EXERCISE GOAL:
From the data that follows, copy every line holding the string "waarden".

━━ MATERIAL FOR THIS EXERCISE

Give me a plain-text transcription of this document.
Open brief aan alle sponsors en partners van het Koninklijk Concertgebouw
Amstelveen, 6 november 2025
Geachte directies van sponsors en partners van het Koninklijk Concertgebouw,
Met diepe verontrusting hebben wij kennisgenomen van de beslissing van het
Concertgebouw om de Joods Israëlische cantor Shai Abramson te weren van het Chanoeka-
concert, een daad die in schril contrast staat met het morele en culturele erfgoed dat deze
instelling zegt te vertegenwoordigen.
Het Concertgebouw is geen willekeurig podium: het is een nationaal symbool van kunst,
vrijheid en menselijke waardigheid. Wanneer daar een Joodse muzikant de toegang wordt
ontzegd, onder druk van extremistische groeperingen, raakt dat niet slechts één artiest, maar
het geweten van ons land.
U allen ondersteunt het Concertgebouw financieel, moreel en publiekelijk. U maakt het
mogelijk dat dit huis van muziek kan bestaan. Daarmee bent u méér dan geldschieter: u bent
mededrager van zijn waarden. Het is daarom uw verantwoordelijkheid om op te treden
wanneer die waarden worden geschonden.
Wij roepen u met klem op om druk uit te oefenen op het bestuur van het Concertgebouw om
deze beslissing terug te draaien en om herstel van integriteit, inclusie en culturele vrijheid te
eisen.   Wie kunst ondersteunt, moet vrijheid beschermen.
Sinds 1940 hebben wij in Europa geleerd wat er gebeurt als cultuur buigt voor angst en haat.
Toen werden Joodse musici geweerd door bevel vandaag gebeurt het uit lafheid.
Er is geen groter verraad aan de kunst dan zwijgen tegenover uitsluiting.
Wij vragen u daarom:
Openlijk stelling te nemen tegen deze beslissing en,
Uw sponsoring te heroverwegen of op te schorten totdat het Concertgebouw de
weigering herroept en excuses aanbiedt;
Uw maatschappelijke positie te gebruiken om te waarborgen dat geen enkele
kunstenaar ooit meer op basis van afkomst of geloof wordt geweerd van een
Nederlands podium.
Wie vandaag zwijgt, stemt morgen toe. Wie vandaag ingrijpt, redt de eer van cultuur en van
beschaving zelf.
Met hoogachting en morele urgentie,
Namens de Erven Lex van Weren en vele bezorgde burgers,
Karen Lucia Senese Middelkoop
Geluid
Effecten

━━━━
━━ MATERIAL FOR THIS EXERCISE

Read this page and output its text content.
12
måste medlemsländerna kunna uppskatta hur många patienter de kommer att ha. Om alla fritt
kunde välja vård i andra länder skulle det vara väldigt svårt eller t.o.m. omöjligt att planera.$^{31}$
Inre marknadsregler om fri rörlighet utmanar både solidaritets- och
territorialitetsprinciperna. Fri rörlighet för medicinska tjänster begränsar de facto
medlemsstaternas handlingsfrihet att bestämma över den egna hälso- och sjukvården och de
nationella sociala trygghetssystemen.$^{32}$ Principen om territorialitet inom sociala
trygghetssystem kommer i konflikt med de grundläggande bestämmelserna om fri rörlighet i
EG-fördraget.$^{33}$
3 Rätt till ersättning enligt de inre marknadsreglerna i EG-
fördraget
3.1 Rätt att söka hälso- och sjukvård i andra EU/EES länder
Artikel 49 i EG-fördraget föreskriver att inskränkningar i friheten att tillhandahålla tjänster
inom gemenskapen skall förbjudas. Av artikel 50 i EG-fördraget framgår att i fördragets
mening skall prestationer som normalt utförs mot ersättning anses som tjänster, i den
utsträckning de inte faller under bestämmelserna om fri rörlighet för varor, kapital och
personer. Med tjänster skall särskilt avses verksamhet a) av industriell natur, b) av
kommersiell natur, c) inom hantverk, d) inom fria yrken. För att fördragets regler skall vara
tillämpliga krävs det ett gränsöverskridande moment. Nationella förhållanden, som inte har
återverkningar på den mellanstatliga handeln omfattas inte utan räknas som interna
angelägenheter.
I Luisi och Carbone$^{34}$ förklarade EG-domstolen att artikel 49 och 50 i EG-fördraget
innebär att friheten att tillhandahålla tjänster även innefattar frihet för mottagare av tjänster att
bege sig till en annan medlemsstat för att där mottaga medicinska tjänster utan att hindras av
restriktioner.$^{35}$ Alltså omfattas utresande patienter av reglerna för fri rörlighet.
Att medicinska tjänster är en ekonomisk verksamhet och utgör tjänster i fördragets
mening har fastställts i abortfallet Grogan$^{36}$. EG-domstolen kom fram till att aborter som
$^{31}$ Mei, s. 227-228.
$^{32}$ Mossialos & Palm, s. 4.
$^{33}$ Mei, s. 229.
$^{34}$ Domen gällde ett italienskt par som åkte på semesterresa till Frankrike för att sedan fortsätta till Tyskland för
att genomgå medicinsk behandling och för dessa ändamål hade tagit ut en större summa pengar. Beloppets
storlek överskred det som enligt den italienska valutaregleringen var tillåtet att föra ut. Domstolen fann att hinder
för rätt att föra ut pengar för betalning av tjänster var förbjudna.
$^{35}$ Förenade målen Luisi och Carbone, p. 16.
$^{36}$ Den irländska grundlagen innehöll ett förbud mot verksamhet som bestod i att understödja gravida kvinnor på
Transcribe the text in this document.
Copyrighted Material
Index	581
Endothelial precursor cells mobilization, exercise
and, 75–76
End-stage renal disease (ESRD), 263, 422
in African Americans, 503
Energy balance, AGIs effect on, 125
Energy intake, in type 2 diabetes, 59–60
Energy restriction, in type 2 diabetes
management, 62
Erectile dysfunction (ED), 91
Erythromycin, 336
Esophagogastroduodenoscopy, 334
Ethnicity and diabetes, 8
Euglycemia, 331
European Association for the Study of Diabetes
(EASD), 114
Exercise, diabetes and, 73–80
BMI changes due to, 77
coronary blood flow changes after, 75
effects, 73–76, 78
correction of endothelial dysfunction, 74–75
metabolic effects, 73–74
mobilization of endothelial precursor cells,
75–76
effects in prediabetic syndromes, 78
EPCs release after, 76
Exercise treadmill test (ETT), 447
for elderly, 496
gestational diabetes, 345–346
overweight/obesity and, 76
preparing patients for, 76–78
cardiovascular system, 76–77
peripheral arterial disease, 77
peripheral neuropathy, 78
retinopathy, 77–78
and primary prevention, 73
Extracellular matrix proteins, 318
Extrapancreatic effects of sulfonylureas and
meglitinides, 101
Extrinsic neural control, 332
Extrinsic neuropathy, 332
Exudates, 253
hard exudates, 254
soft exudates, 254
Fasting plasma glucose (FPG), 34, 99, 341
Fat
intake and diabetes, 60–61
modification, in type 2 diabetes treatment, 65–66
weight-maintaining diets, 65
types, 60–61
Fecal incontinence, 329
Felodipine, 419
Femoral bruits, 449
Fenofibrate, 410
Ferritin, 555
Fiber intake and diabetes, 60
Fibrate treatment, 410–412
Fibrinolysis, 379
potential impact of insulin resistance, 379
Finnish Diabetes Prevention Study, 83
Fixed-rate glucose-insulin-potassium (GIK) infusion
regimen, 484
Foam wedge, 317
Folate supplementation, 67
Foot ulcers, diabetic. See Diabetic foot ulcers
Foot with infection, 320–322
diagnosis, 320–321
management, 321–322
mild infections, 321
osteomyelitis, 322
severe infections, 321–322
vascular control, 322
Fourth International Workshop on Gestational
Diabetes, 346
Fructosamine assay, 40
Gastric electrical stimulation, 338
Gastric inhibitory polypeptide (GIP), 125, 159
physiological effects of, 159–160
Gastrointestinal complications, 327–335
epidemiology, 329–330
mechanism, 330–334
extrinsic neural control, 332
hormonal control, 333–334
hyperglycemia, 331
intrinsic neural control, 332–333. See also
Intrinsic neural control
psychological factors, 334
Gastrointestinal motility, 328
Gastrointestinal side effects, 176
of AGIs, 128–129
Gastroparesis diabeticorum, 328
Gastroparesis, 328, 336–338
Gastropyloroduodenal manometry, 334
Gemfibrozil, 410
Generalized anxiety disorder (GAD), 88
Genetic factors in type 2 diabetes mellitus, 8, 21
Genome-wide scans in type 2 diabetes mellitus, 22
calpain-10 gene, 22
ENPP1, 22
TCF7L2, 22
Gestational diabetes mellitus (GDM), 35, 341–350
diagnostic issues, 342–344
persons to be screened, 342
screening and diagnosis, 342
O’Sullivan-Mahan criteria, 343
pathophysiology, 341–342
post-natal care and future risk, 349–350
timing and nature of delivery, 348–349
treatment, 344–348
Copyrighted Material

━━━━

RESULT OF THIS TASK:
mededrager van zijn waarden. Het is daarom uw verantwoordelijkheid om op te treden
wanneer die waarden worden geschonden.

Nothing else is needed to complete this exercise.